++++ TEXT PASSAGE

Reach or Throw, Don’t Go!

**This article is written for children who are unaccompanied by an adult while encountering a water emergency.  Some rescue options have been omitted to further ensure the safety of children attempting to perform water rescues.**

Never go into the water to help a person or animal who is in distress in the water.

A person, or animal, who is experiencing aquatic distress will be desperately trying to keep his or her head above the water.  In doing so, this person, or animal, will unintentionally and instinctively use their rescuer as a device to stay alive, thus taking any experienced rescuer down with her or him.

A water rescue should ONLY be performed by a person, or people, who have the proper equipment and training, such as Search and Rescue teams, Lifeguards, Fire and  EMT respondents, police, and other individuals with the proper training.

The best thing an untrained person can do is CALL FOR HELP.

++++++++

== EXERCISE REQUIREMENTS ==
**A.** From the water safety article, write out the passage starting at "Reach or Throw, Don’t Go!" and ending at "in the water.".
**B.** According to the water safety article, what is the best thing an untrained person can do?

++++ RECORDED INFORMATION

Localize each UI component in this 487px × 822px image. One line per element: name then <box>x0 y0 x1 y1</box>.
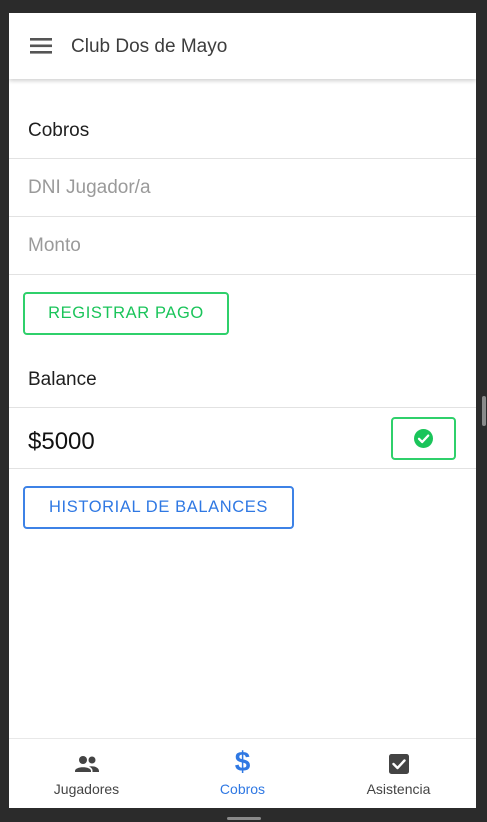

++++++++

== SOLUTIONS TO THE TASKS ==
**A.**
Reach or Throw, Don’t Go!

**This article is written for children who are unaccompanied by an adult while encountering a water emergency.  Some rescue options have been omitted to further ensure the safety of children attempting to perform water rescues.**

Never go into the water to help a person or animal who is in distress in the water.

**B.** Call for help.